» **Objective**
Set down all of the entries word for word, omitting the images they contain.

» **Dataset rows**
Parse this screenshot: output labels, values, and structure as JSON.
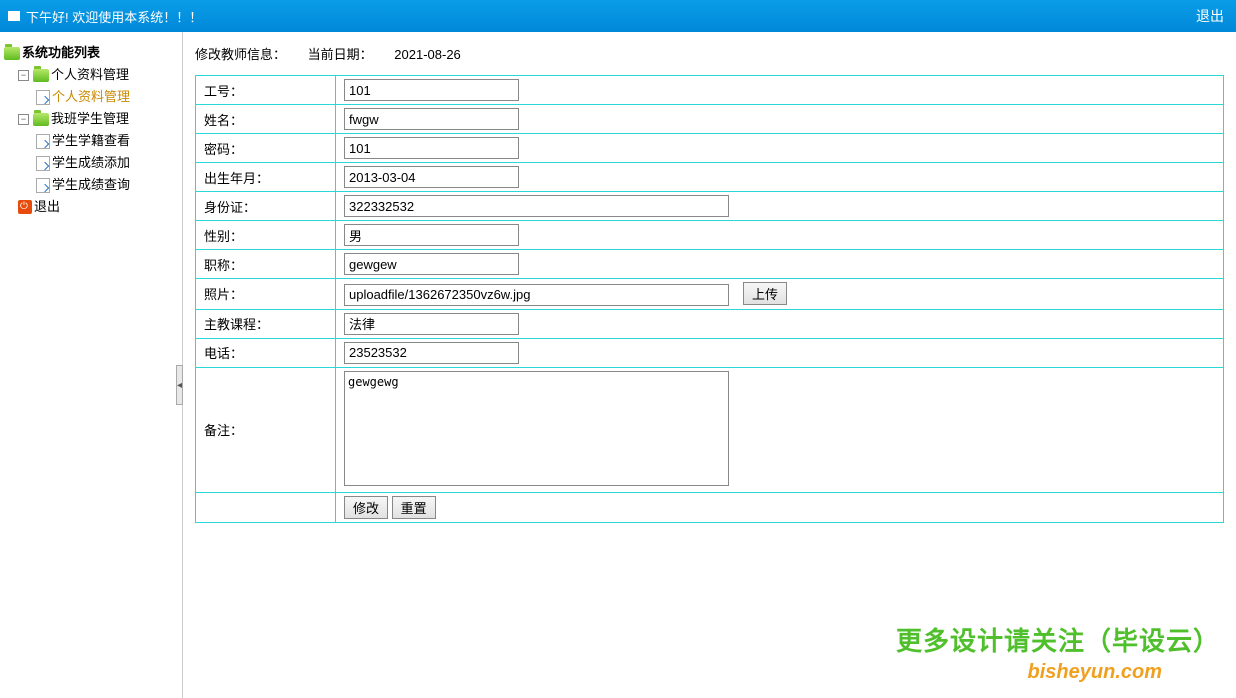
{
  "header": {
    "greeting": "下午好! 欢迎使用本系统！！！",
    "logout": "退出"
  },
  "sidebar": {
    "root": "系统功能列表",
    "groups": [
      {
        "label": "个人资料管理",
        "items": [
          {
            "label": "个人资料管理",
            "active": true
          }
        ]
      },
      {
        "label": "我班学生管理",
        "items": [
          {
            "label": "学生学籍查看"
          },
          {
            "label": "学生成绩添加"
          },
          {
            "label": "学生成绩查询"
          }
        ]
      }
    ],
    "exit": "退出"
  },
  "crumb": {
    "title": "修改教师信息：",
    "date_label": "当前日期：",
    "date_value": "2021-08-26"
  },
  "form": {
    "rows": [
      {
        "label": "工号：",
        "value": "101",
        "width": "mid"
      },
      {
        "label": "姓名：",
        "value": "fwgw",
        "width": "mid"
      },
      {
        "label": "密码：",
        "value": "101",
        "width": "mid"
      },
      {
        "label": "出生年月：",
        "value": "2013-03-04",
        "width": "mid"
      },
      {
        "label": "身份证：",
        "value": "322332532",
        "width": "long"
      },
      {
        "label": "性别：",
        "value": "男",
        "width": "mid"
      },
      {
        "label": "职称：",
        "value": "gewgew",
        "width": "mid"
      },
      {
        "label": "照片：",
        "value": "uploadfile/1362672350vz6w.jpg",
        "width": "long",
        "upload": true
      },
      {
        "label": "主教课程：",
        "value": "法律",
        "width": "mid"
      },
      {
        "label": "电话：",
        "value": "23523532",
        "width": "mid"
      }
    ],
    "remark_label": "备注：",
    "remark_value": "gewgewg",
    "upload_btn": "上传",
    "submit": "修改",
    "reset": "重置"
  },
  "watermark": {
    "line1": "更多设计请关注（毕设云）",
    "line2": "bisheyun.com"
  }
}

» **Result**
Parse this screenshot: output labels, values, and structure as JSON.
{
  "header": {
    "greeting": "下午好! 欢迎使用本系统！！！",
    "logout": "退出"
  },
  "sidebar": {
    "root": "系统功能列表",
    "groups": [
      {
        "label": "个人资料管理",
        "items": [
          {
            "label": "个人资料管理",
            "active": true
          }
        ]
      },
      {
        "label": "我班学生管理",
        "items": [
          {
            "label": "学生学籍查看"
          },
          {
            "label": "学生成绩添加"
          },
          {
            "label": "学生成绩查询"
          }
        ]
      }
    ],
    "exit": "退出"
  },
  "crumb": {
    "title": "修改教师信息：",
    "date_label": "当前日期：",
    "date_value": "2021-08-26"
  },
  "form": {
    "rows": [
      {
        "label": "工号：",
        "value": "101",
        "width": "mid"
      },
      {
        "label": "姓名：",
        "value": "fwgw",
        "width": "mid"
      },
      {
        "label": "密码：",
        "value": "101",
        "width": "mid"
      },
      {
        "label": "出生年月：",
        "value": "2013-03-04",
        "width": "mid"
      },
      {
        "label": "身份证：",
        "value": "322332532",
        "width": "long"
      },
      {
        "label": "性别：",
        "value": "男",
        "width": "mid"
      },
      {
        "label": "职称：",
        "value": "gewgew",
        "width": "mid"
      },
      {
        "label": "照片：",
        "value": "uploadfile/1362672350vz6w.jpg",
        "width": "long",
        "upload": true
      },
      {
        "label": "主教课程：",
        "value": "法律",
        "width": "mid"
      },
      {
        "label": "电话：",
        "value": "23523532",
        "width": "mid"
      }
    ],
    "remark_label": "备注：",
    "remark_value": "gewgewg",
    "upload_btn": "上传",
    "submit": "修改",
    "reset": "重置"
  },
  "watermark": {
    "line1": "更多设计请关注（毕设云）",
    "line2": "bisheyun.com"
  }
}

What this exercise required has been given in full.